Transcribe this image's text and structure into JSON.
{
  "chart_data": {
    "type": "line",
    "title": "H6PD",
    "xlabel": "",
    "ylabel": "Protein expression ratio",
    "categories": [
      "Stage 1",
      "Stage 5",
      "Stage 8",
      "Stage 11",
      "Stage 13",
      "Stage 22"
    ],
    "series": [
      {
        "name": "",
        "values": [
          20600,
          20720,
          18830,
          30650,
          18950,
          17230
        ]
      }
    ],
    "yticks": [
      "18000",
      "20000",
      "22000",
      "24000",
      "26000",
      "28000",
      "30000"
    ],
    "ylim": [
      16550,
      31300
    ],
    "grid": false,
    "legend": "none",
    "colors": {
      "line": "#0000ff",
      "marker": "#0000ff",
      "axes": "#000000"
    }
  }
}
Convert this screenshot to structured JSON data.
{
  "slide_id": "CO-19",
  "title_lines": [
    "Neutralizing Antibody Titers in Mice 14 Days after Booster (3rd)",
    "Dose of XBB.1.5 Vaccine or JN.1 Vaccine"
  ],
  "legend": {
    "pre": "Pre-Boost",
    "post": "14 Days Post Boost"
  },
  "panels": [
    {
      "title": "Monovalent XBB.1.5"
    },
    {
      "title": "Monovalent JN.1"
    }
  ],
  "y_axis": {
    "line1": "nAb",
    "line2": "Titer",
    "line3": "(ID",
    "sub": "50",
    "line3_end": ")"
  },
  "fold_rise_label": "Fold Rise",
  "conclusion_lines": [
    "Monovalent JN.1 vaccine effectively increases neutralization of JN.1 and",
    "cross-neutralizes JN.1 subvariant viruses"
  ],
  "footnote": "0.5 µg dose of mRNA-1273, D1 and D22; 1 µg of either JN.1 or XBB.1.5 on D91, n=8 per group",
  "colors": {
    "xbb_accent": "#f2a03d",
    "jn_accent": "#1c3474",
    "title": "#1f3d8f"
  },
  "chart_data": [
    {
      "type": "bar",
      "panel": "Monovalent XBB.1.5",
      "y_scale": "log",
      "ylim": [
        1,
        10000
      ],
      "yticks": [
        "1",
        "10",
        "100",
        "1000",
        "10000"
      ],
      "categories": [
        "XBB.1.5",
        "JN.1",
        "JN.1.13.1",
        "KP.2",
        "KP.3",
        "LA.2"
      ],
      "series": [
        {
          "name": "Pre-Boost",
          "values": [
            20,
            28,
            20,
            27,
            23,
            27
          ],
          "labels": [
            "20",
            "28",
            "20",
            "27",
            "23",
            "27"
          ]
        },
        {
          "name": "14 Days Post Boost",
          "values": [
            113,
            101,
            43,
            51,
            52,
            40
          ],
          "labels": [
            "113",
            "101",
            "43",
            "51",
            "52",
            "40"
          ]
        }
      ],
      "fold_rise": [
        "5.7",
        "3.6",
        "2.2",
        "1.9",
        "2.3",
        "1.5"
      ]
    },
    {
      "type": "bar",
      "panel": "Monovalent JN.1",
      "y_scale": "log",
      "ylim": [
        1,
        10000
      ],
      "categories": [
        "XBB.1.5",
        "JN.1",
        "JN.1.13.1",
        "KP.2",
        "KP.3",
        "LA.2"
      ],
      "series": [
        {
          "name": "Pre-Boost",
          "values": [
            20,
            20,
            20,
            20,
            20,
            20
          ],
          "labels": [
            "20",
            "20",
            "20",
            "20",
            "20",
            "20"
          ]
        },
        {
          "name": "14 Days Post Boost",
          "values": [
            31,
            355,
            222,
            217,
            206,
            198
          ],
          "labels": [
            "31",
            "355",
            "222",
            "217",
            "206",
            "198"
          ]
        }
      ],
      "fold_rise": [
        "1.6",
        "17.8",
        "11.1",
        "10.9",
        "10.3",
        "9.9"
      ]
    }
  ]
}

(TASK DETAILS) Filter the entries down to the lines with the word "Monovalent" in them.

(YOUR SOLUTION)
      "title": "Monovalent XBB.1.5"
      "title": "Monovalent JN.1"
    "Monovalent JN.1 vaccine effectively increases neutralization of JN.1 and",
      "panel": "Monovalent XBB.1.5",
      "panel": "Monovalent JN.1",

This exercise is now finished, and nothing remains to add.